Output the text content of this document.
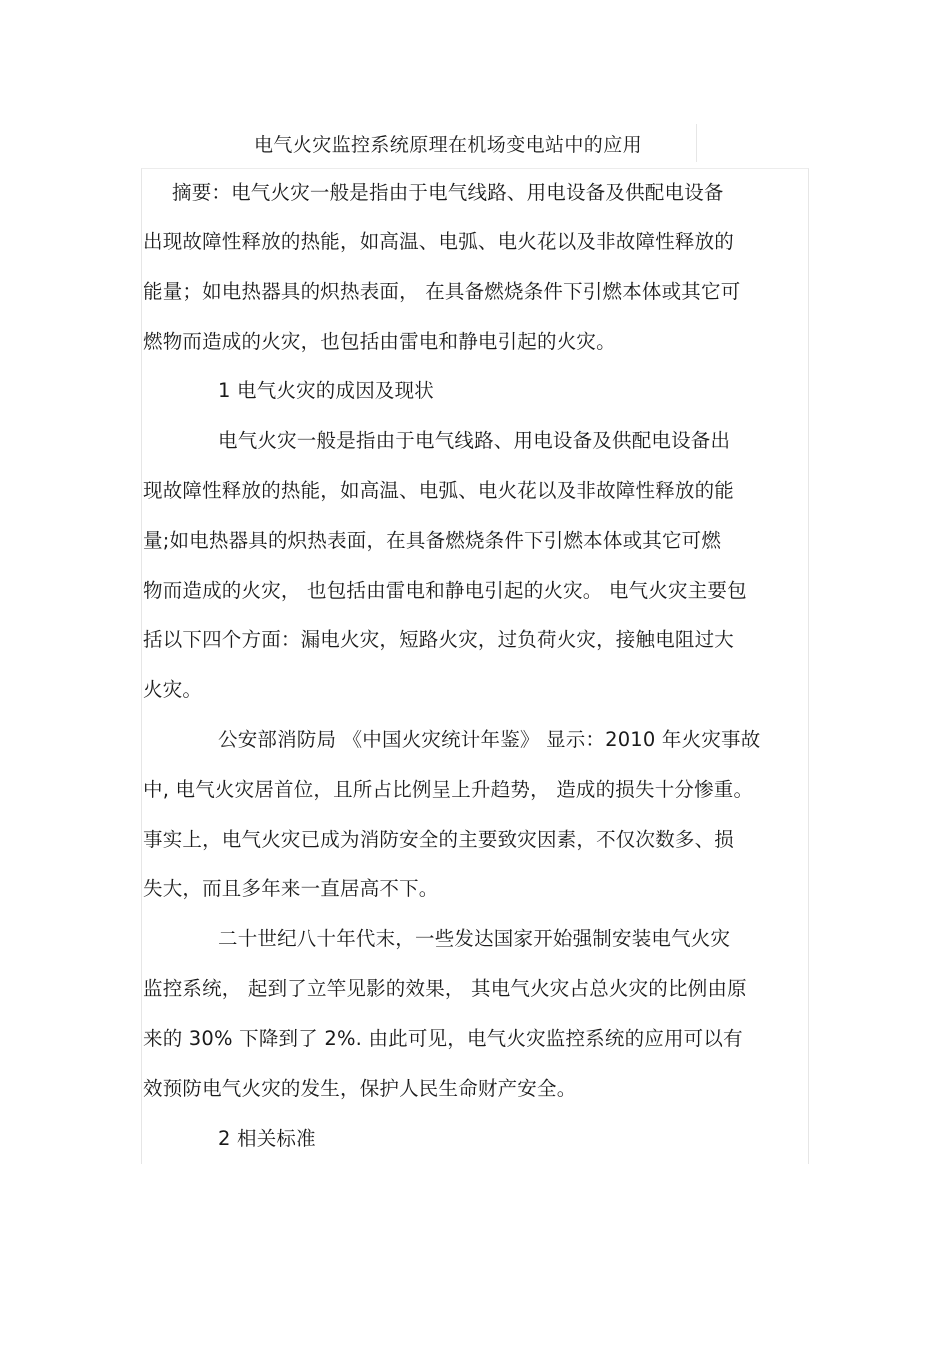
电气火灾监控系统原理在机场变电站中的应用
摘要：电气火灾一般是指由于电气线路、用电设备及供配电设备
出现故障性释放的热能，如高温、电弧、电火花以及非故障性释放的
能量；如电热器具的炽热表面， 在具备燃烧条件下引燃本体或其它可
燃物而造成的火灾，也包括由雷电和静电引起的火灾。
1 电气火灾的成因及现状
电气火灾一般是指由于电气线路、用电设备及供配电设备出
现故障性释放的热能，如高温、电弧、电火花以及非故障性释放的能
量;如电热器具的炽热表面，在具备燃烧条件下引燃本体或其它可燃
物而造成的火灾， 也包括由雷电和静电引起的火灾。 电气火灾主要包
括以下四个方面：漏电火灾，短路火灾，过负荷火灾，接触电阻过大
火灾。
公安部消防局 《中国火灾统计年鉴》 显示：2010 年火灾事故
中, 电气火灾居首位，且所占比例呈上升趋势， 造成的损失十分惨重。
事实上，电气火灾已成为消防安全的主要致灾因素，不仅次数多、损
失大，而且多年来一直居高不下。
二十世纪八十年代末，一些发达国家开始强制安装电气火灾
监控系统， 起到了立竿见影的效果， 其电气火灾占总火灾的比例由原
来的 30% 下降到了 2%. 由此可见，电气火灾监控系统的应用可以有
效预防电气火灾的发生，保护人民生命财产安全。
2 相关标准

·····

SHORT PROBLEM:
Set down every record once more, word for word, without pictures.

FULL ANSWER:
Output the text content of this document.
电气火灾监控系统原理在机场变电站中的应用
摘要：电气火灾一般是指由于电气线路、用电设备及供配电设备
出现故障性释放的热能，如高温、电弧、电火花以及非故障性释放的
能量；如电热器具的炽热表面， 在具备燃烧条件下引燃本体或其它可
燃物而造成的火灾，也包括由雷电和静电引起的火灾。
1 电气火灾的成因及现状
电气火灾一般是指由于电气线路、用电设备及供配电设备出
现故障性释放的热能，如高温、电弧、电火花以及非故障性释放的能
量;如电热器具的炽热表面，在具备燃烧条件下引燃本体或其它可燃
物而造成的火灾， 也包括由雷电和静电引起的火灾。 电气火灾主要包
括以下四个方面：漏电火灾，短路火灾，过负荷火灾，接触电阻过大
火灾。
公安部消防局 《中国火灾统计年鉴》 显示：2010 年火灾事故
中, 电气火灾居首位，且所占比例呈上升趋势， 造成的损失十分惨重。
事实上，电气火灾已成为消防安全的主要致灾因素，不仅次数多、损
失大，而且多年来一直居高不下。
二十世纪八十年代末，一些发达国家开始强制安装电气火灾
监控系统， 起到了立竿见影的效果， 其电气火灾占总火灾的比例由原
来的 30% 下降到了 2%. 由此可见，电气火灾监控系统的应用可以有
效预防电气火灾的发生，保护人民生命财产安全。
2 相关标准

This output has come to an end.